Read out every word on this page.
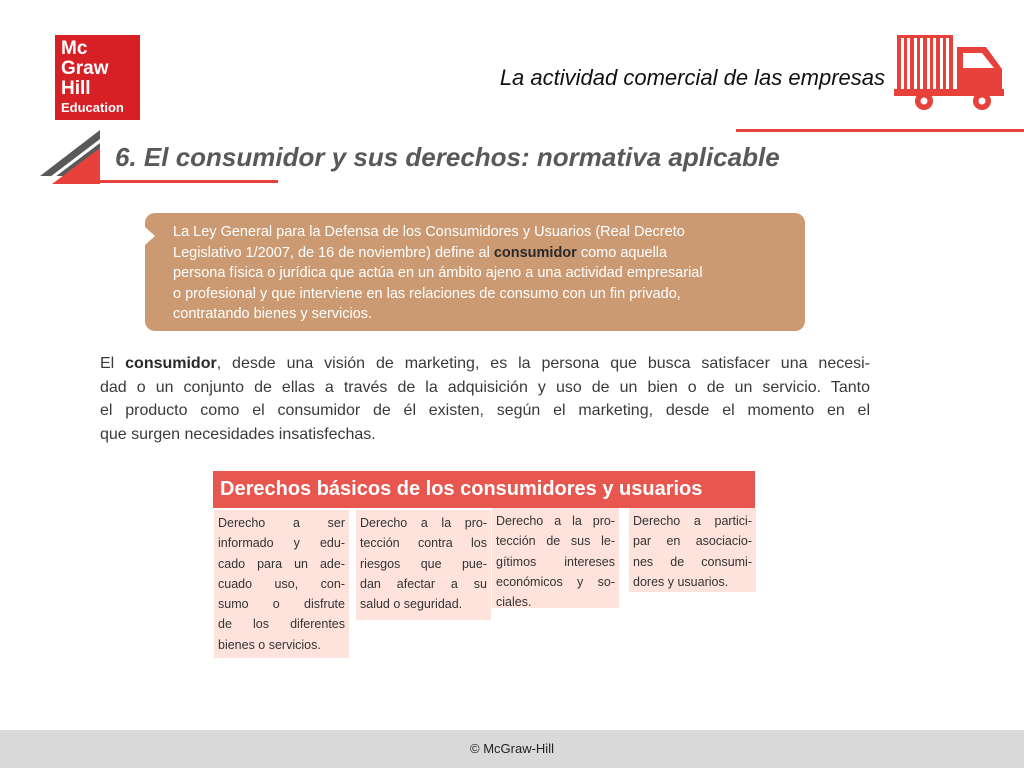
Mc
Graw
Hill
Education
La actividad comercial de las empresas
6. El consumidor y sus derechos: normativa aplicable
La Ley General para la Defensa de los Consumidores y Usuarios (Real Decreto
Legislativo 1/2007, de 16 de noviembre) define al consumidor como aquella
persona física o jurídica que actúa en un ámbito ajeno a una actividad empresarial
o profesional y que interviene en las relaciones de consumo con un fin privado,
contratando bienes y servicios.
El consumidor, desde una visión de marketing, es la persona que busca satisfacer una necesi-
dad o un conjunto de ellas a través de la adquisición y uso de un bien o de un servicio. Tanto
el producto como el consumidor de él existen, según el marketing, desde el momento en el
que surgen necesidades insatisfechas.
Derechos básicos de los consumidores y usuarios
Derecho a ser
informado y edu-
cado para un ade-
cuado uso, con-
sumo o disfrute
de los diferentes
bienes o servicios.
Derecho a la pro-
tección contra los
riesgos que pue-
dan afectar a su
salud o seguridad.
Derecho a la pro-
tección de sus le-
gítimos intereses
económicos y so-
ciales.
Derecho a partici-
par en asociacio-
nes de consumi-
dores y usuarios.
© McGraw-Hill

■ ■ ■

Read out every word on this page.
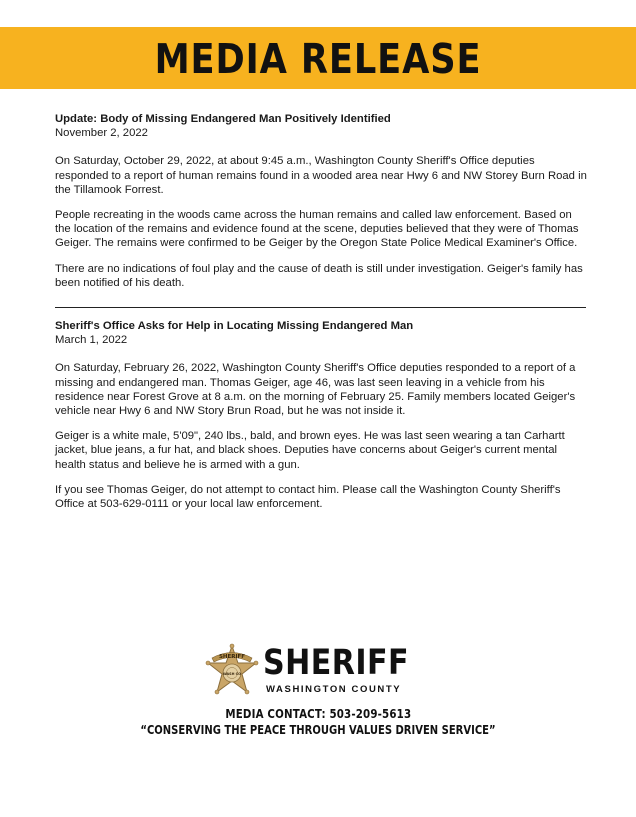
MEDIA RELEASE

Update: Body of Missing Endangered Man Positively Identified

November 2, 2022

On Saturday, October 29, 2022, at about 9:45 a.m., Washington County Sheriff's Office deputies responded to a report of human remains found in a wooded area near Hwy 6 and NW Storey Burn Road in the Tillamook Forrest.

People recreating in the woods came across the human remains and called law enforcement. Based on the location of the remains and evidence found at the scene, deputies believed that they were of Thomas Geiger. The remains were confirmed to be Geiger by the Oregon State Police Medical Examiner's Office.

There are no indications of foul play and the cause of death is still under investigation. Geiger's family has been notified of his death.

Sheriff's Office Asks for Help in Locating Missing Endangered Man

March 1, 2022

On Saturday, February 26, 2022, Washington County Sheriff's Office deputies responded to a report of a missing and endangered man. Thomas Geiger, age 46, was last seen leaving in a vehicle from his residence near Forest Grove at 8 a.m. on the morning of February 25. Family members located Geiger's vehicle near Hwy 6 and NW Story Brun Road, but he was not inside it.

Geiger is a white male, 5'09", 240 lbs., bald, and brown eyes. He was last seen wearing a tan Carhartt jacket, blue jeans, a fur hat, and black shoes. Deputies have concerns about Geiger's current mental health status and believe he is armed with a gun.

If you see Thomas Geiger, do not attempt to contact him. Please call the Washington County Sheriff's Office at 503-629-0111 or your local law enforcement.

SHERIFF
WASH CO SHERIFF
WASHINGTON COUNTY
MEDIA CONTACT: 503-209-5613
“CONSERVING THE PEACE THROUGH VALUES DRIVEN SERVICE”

■ ■ ■

What you need to do: Copy each line of the listing that holds the word "human".

Exercise response:
On Saturday, October 29, 2022, at about 9:45 a.m., Washington County Sheriff's Office deputies responded to a report of human remains found in a wooded area near Hwy 6 and NW Storey Burn Road in the Tillamook Forrest.
People recreating in the woods came across the human remains and called law enforcement. Based on the location of the remains and evidence found at the scene, deputies believed that they were of Thomas Geiger. The remains were confirmed to be Geiger by the Oregon State Police Medical Examiner's Office.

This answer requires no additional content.